## Start Records provided
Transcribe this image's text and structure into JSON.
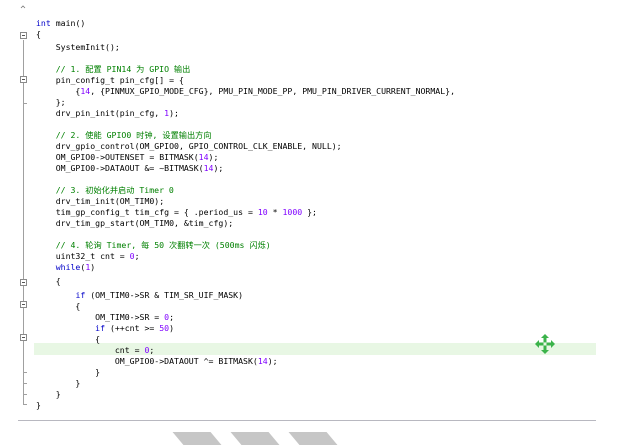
{
  "editor": {
    "lines": [
      "int main()",
      "{",
      "    SystemInit();",
      "",
      "    // 1. 配置 PIN14 为 GPIO 输出",
      "    pin_config_t pin_cfg[] = {",
      "        {14, {PINMUX_GPIO_MODE_CFG}, PMU_PIN_MODE_PP, PMU_PIN_DRIVER_CURRENT_NORMAL},",
      "    };",
      "    drv_pin_init(pin_cfg, 1);",
      "",
      "    // 2. 使能 GPIO0 时钟, 设置输出方向",
      "    drv_gpio_control(OM_GPIO0, GPIO_CONTROL_CLK_ENABLE, NULL);",
      "    OM_GPIO0->OUTENSET = BITMASK(14);",
      "    OM_GPIO0->DATAOUT &= ~BITMASK(14);",
      "",
      "    // 3. 初始化并启动 Timer 0",
      "    drv_tim_init(OM_TIM0);",
      "    tim_gp_config_t tim_cfg = { .period_us = 10 * 1000 };",
      "    drv_tim_gp_start(OM_TIM0, &tim_cfg);",
      "",
      "    // 4. 轮询 Timer, 每 50 次翻转一次 (500ms 闪烁)",
      "    uint32_t cnt = 0;",
      "    while(1)",
      "    {",
      "        if (OM_TIM0->SR & TIM_SR_UIF_MASK)",
      "        {",
      "            OM_TIM0->SR = 0;",
      "            if (++cnt >= 50)",
      "            {",
      "                cnt = 0;",
      "                OM_GPIO0->DATAOUT ^= BITMASK(14);",
      "            }",
      "        }",
      "    }",
      "}"
    ]
  },
  "colors": {
    "keyword": "#0000c8",
    "comment": "#008000",
    "number": "#7f00ff",
    "current_line": "#e8f7e4",
    "move_icon": "#3bb34a"
  },
  "icons": {
    "cursor": "move-cursor-icon",
    "fold": "fold-toggle-icon"
  }
}
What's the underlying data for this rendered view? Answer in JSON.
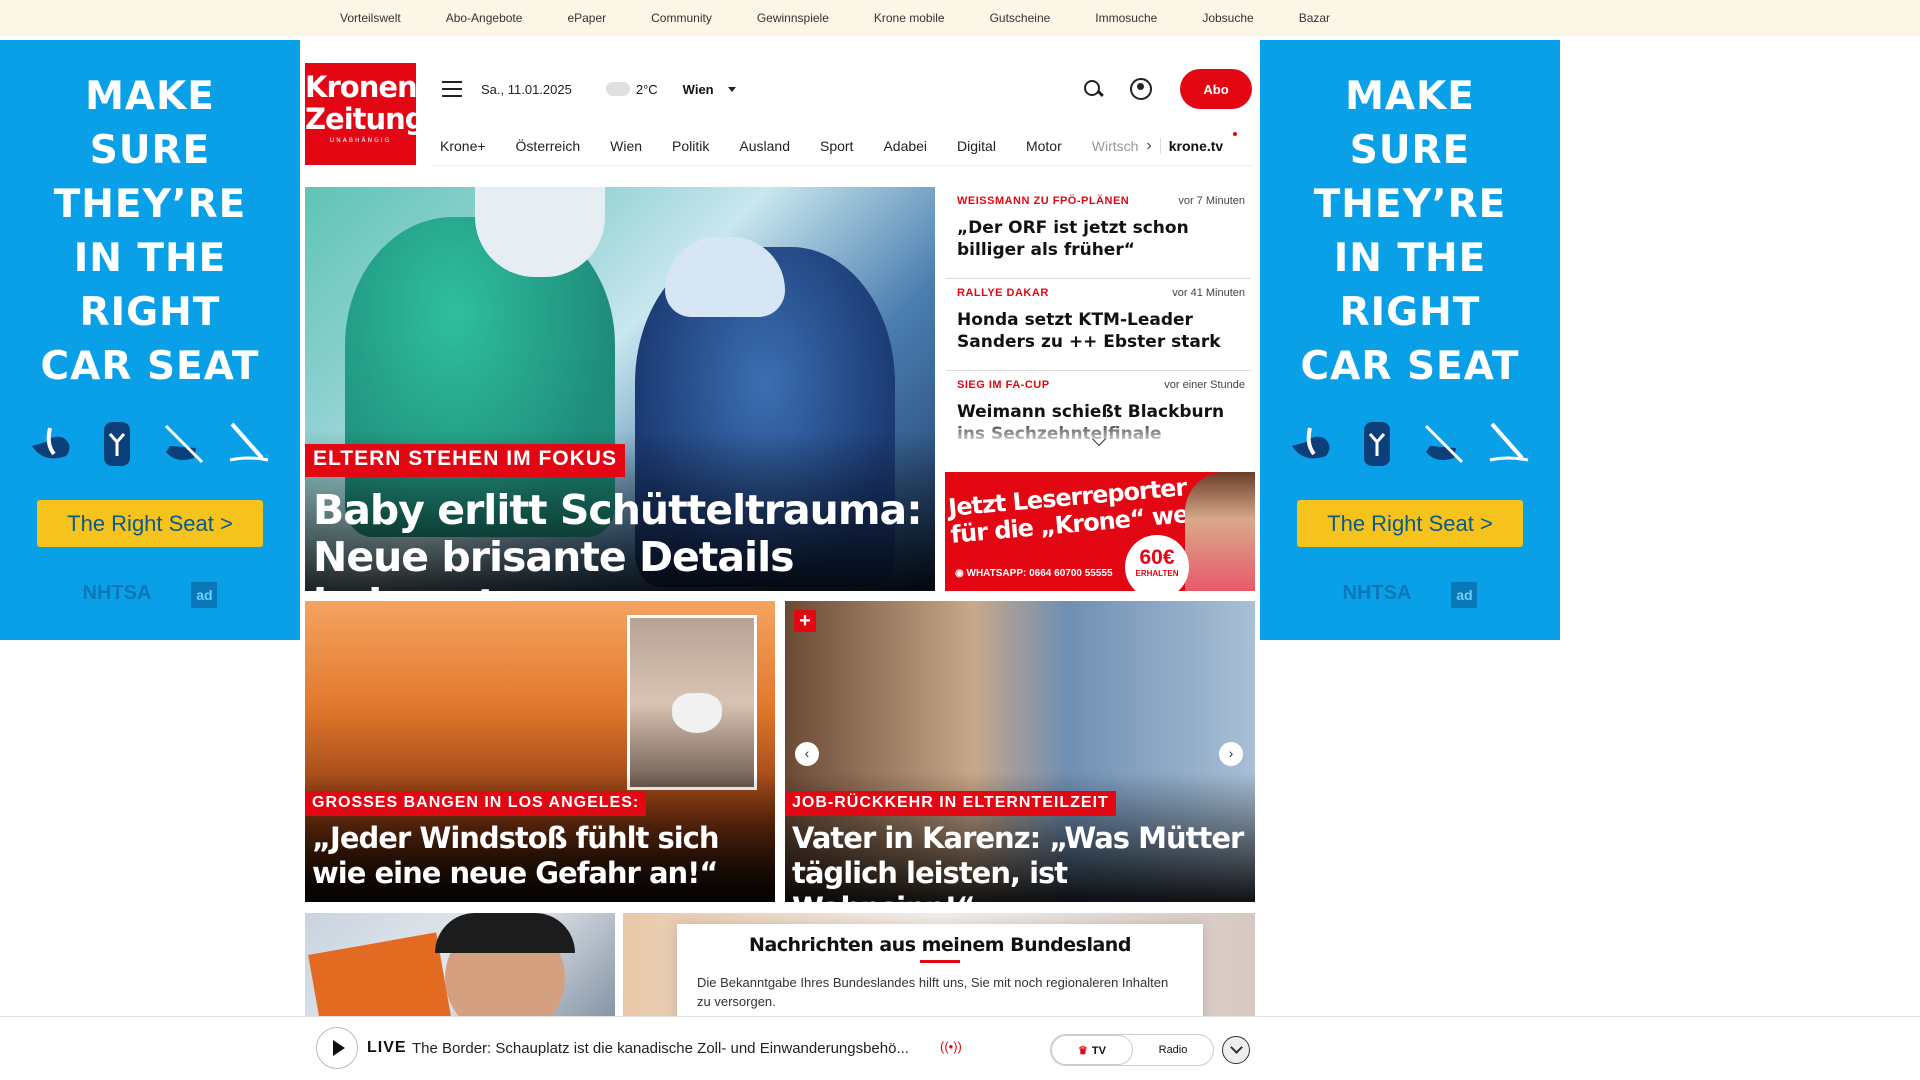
{
  "topnav": [
    "Vorteilswelt",
    "Abo-Angebote",
    "ePaper",
    "Community",
    "Gewinnspiele",
    "Krone mobile",
    "Gutscheine",
    "Immosuche",
    "Jobsuche",
    "Bazar"
  ],
  "ad": {
    "lines": [
      "MAKE",
      "SURE",
      "THEY’RE",
      "IN THE",
      "RIGHT",
      "CAR SEAT"
    ],
    "button": "The Right Seat >",
    "logo1": "NHTSA",
    "logo2": "ad",
    "bg_color": "#0aa0e8",
    "button_color": "#f5c31b"
  },
  "logo": {
    "line1": "Kronen",
    "line2": "Zeitung",
    "tagline": "UNABHÄNGIG",
    "color": "#e30613"
  },
  "header": {
    "date": "Sa., 11.01.2025",
    "temperature": "2°C",
    "city": "Wien",
    "abo_label": "Abo"
  },
  "nav": [
    "Krone+",
    "Österreich",
    "Wien",
    "Politik",
    "Ausland",
    "Sport",
    "Adabei",
    "Digital",
    "Motor",
    "Wirtsch"
  ],
  "nav_tv": "krone.tv",
  "hero": {
    "kicker": "ELTERN STEHEN IM FOKUS",
    "headline": "Baby erlitt Schütteltrauma: Neue brisante Details bekannt"
  },
  "ticker": [
    {
      "kicker": "WEISSMANN ZU FPÖ-PLÄNEN",
      "time": "vor 7 Minuten",
      "title": "„Der ORF ist jetzt schon billiger als früher“"
    },
    {
      "kicker": "RALLYE DAKAR",
      "time": "vor 41 Minuten",
      "title": "Honda setzt KTM-Leader Sanders zu ++ Ebster stark"
    },
    {
      "kicker": "SIEG IM FA-CUP",
      "time": "vor einer Stunde",
      "title": "Weimann schießt Blackburn ins Sechzehntelfinale"
    }
  ],
  "promo": {
    "line1": "Jetzt Leserreporter",
    "line2": "für die „Krone“ werden",
    "whatsapp": "WHATSAPP: 0664 60700 55555",
    "badge": "60€",
    "badge_sub": "ERHALTEN"
  },
  "cards": [
    {
      "kicker": "GROSSES BANGEN IN LOS ANGELES:",
      "headline": "„Jeder Windstoß fühlt sich wie eine neue Gefahr an!“"
    },
    {
      "kicker": "JOB-RÜCKKEHR IN ELTERNTEILZEIT",
      "headline": "Vater in Karenz: „Was Mütter täglich leisten, ist Wahnsinn!“",
      "plus": "+"
    }
  ],
  "bundesland": {
    "title": "Nachrichten aus meinem Bundesland",
    "text": "Die Bekanntgabe Ihres Bundeslandes hilft uns, Sie mit noch regionaleren Inhalten zu versorgen."
  },
  "player": {
    "live": "LIVE",
    "title": "The Border: Schauplatz ist die kanadische Zoll- und Einwanderungsbehö...",
    "tv": "TV",
    "radio": "Radio"
  }
}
## End Records provided
| Exercise directions |
Read the entries and show each line that mentions "DATAOUT".

| Task solution |
      "    OM_GPIO0->DATAOUT &= ~BITMASK(14);",
      "                OM_GPIO0->DATAOUT ^= BITMASK(14);",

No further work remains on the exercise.